> Job
Find every line below that contains the word "authors" and copy it out.

> Record set
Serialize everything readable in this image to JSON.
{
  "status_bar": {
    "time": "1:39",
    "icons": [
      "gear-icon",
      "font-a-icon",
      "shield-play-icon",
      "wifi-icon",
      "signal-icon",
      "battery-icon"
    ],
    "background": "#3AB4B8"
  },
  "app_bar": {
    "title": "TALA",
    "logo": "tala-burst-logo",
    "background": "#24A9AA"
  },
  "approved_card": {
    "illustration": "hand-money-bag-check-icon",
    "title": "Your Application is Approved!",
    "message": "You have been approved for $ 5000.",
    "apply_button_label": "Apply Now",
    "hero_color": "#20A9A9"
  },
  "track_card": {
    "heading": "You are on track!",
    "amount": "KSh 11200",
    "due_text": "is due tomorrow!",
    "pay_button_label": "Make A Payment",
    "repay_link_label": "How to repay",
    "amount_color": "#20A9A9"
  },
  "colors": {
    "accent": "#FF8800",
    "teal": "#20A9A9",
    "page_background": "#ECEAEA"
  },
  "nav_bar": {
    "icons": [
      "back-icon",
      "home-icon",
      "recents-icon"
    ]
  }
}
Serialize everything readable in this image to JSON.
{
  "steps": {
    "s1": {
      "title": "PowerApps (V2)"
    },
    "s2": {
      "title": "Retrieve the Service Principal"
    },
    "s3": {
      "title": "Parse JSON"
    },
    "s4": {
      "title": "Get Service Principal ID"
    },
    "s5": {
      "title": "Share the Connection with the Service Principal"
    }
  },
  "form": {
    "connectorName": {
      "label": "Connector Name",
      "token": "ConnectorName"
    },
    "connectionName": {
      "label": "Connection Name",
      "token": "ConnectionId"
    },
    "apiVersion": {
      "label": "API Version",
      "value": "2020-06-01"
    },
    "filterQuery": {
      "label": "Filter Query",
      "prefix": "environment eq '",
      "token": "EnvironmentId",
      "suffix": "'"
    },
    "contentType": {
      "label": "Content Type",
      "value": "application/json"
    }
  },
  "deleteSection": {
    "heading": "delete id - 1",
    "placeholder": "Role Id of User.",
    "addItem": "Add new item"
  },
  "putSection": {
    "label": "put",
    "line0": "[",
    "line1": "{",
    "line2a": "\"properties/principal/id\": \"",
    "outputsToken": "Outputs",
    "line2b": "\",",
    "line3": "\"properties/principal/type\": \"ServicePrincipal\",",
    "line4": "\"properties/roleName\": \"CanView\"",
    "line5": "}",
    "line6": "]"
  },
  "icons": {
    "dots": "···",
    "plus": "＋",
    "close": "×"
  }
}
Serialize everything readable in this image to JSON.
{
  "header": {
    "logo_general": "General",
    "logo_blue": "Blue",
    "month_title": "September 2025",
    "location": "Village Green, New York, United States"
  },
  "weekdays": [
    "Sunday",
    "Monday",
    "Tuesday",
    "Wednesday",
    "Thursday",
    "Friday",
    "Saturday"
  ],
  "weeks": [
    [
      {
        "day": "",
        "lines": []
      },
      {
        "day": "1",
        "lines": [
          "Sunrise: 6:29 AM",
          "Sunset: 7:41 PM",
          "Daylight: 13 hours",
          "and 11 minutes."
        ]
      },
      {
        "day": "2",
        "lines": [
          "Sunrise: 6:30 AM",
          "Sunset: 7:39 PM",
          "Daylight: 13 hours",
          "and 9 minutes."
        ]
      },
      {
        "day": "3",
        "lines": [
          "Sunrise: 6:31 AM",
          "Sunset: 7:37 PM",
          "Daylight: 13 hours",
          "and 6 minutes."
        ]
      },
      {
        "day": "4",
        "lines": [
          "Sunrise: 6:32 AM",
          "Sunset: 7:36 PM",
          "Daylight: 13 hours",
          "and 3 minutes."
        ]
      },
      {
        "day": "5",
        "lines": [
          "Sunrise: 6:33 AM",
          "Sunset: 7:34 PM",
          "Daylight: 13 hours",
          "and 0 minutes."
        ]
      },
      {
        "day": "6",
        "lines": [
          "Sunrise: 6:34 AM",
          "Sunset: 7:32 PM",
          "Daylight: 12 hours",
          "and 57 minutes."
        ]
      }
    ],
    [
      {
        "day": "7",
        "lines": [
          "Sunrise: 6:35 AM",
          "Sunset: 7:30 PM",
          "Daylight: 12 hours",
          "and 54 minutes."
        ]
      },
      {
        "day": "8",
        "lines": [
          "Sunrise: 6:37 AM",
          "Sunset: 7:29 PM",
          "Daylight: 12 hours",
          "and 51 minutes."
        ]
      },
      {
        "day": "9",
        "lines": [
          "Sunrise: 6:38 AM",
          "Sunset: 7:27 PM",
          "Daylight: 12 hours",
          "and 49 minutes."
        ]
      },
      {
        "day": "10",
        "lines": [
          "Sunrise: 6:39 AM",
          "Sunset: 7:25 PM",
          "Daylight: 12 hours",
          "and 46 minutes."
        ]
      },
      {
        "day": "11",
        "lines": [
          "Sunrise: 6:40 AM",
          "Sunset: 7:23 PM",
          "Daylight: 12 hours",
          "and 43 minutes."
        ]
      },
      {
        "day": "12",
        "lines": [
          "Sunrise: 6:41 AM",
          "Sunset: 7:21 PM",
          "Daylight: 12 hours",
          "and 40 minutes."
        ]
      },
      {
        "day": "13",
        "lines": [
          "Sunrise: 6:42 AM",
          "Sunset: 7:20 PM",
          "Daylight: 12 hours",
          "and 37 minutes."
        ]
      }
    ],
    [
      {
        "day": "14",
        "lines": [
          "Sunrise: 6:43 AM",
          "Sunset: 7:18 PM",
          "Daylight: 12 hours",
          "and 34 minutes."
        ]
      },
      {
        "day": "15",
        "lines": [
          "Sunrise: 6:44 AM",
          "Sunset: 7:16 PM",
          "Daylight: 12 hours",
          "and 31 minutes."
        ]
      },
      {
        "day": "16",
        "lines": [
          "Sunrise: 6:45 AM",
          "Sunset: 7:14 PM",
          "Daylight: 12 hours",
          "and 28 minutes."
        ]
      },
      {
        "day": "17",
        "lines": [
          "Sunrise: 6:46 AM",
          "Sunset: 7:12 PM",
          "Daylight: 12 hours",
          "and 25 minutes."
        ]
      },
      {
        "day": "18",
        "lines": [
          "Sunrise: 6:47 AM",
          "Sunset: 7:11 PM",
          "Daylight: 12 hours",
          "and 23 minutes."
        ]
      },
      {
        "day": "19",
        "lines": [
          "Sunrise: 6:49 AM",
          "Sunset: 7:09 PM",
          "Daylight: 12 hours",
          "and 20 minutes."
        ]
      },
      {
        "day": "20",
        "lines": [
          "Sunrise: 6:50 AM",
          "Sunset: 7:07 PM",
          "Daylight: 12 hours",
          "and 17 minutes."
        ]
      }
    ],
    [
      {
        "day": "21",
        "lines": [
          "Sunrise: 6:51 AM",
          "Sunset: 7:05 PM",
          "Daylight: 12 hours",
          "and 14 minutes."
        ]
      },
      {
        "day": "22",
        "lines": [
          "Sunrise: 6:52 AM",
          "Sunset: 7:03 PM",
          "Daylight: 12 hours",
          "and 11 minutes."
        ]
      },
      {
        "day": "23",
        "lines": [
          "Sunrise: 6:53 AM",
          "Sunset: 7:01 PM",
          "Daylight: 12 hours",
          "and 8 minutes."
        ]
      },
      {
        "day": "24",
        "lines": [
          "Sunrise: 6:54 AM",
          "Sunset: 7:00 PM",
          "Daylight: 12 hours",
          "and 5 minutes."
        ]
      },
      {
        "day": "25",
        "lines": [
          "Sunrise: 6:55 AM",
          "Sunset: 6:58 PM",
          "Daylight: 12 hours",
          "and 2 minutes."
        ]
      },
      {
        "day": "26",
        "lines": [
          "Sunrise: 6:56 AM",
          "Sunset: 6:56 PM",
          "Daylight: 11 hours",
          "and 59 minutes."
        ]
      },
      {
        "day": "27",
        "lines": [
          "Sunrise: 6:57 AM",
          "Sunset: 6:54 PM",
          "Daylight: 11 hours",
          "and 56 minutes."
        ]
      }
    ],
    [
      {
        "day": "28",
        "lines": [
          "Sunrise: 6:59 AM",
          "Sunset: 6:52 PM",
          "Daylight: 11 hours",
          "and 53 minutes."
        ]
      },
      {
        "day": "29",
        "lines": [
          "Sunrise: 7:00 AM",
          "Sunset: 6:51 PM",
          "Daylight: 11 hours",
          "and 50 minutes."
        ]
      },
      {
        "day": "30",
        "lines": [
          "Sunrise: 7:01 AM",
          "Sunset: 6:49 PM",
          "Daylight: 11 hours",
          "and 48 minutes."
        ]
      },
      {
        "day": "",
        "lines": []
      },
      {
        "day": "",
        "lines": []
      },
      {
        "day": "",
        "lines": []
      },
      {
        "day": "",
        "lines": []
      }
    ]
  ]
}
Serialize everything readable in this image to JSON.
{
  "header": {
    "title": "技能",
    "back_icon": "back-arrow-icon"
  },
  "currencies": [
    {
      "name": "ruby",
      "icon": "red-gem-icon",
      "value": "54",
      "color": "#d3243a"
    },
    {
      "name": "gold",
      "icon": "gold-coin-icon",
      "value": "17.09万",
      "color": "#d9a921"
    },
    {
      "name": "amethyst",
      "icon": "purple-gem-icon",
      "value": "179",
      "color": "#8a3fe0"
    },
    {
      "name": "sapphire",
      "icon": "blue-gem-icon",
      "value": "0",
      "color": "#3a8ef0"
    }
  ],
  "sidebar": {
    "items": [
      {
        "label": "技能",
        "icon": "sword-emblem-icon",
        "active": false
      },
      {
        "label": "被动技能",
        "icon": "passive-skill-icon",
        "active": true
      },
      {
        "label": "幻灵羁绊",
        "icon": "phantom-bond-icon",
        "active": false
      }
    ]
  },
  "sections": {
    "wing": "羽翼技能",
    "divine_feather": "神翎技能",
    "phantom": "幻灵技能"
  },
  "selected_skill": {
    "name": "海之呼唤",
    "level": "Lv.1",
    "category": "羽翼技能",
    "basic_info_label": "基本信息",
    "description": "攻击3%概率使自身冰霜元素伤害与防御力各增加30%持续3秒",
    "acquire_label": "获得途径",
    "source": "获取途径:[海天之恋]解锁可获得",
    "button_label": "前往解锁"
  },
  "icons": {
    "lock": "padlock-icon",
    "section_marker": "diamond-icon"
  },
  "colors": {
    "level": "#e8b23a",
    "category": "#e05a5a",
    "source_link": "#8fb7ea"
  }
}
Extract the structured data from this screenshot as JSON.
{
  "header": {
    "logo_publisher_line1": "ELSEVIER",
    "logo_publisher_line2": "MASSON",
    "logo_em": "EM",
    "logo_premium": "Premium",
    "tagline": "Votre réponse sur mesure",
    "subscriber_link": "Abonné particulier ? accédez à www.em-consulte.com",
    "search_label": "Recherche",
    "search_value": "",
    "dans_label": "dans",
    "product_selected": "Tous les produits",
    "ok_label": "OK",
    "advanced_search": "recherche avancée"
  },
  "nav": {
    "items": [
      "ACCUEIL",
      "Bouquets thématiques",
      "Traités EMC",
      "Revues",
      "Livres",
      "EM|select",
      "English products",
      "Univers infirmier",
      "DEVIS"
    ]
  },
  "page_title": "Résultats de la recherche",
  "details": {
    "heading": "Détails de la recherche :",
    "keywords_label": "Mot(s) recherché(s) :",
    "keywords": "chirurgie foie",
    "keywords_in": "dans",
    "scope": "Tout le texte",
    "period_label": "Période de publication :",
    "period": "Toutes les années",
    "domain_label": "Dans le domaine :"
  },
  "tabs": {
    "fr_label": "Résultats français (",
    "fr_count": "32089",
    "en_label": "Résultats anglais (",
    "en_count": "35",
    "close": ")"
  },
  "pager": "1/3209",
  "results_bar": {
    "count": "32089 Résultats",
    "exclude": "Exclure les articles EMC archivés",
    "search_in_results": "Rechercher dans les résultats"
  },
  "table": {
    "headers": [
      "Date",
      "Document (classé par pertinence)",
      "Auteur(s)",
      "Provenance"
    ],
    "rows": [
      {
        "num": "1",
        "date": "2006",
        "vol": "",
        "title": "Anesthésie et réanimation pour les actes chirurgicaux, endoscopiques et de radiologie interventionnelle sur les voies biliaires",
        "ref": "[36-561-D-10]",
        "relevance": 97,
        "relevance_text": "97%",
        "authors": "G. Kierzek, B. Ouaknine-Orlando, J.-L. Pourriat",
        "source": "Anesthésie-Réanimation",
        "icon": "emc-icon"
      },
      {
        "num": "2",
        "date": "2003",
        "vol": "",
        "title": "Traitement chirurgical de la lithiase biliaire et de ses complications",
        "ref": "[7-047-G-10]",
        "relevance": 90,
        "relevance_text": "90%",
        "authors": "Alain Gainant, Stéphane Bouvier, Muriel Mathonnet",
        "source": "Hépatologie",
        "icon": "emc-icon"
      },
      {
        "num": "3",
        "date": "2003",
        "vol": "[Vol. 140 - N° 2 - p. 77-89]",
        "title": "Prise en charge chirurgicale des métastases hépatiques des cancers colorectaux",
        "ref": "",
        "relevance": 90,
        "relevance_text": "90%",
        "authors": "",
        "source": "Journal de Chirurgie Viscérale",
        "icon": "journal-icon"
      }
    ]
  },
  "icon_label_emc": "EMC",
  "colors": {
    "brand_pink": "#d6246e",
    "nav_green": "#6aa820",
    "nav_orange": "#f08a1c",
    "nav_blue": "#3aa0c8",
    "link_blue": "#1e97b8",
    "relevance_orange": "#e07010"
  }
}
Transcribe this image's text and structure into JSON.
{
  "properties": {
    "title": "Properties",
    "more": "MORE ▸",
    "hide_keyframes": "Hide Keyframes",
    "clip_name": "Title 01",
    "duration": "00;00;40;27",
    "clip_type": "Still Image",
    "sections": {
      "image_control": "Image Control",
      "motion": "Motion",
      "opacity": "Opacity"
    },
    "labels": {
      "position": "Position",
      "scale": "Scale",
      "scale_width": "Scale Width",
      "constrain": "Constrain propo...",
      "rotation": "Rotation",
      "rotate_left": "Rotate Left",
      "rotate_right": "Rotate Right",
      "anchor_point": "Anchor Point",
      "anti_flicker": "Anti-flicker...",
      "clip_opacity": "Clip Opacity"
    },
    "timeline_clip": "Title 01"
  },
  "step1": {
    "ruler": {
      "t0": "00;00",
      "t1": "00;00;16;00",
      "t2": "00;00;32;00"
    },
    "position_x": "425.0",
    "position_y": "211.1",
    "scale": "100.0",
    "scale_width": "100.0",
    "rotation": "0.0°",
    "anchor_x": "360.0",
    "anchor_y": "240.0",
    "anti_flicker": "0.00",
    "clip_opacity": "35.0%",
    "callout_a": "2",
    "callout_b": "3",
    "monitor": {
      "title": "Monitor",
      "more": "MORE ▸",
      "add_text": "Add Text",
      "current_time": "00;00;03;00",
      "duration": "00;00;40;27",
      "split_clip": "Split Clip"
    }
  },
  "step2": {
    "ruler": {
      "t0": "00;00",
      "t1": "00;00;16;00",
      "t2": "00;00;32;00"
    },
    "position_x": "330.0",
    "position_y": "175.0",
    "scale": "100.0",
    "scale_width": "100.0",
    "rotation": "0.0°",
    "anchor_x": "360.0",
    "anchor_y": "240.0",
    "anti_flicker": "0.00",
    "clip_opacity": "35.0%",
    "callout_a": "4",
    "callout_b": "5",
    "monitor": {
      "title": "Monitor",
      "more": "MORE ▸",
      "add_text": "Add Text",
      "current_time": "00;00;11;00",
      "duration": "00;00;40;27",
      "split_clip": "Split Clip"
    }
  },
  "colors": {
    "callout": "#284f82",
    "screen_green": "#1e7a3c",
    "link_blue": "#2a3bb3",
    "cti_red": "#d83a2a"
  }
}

> Worked answer
        "authors": "G. Kierzek, B. Ouaknine-Orlando, J.-L. Pourriat",
        "authors": "Alain Gainant, Stéphane Bouvier, Muriel Mathonnet",
        "authors": "",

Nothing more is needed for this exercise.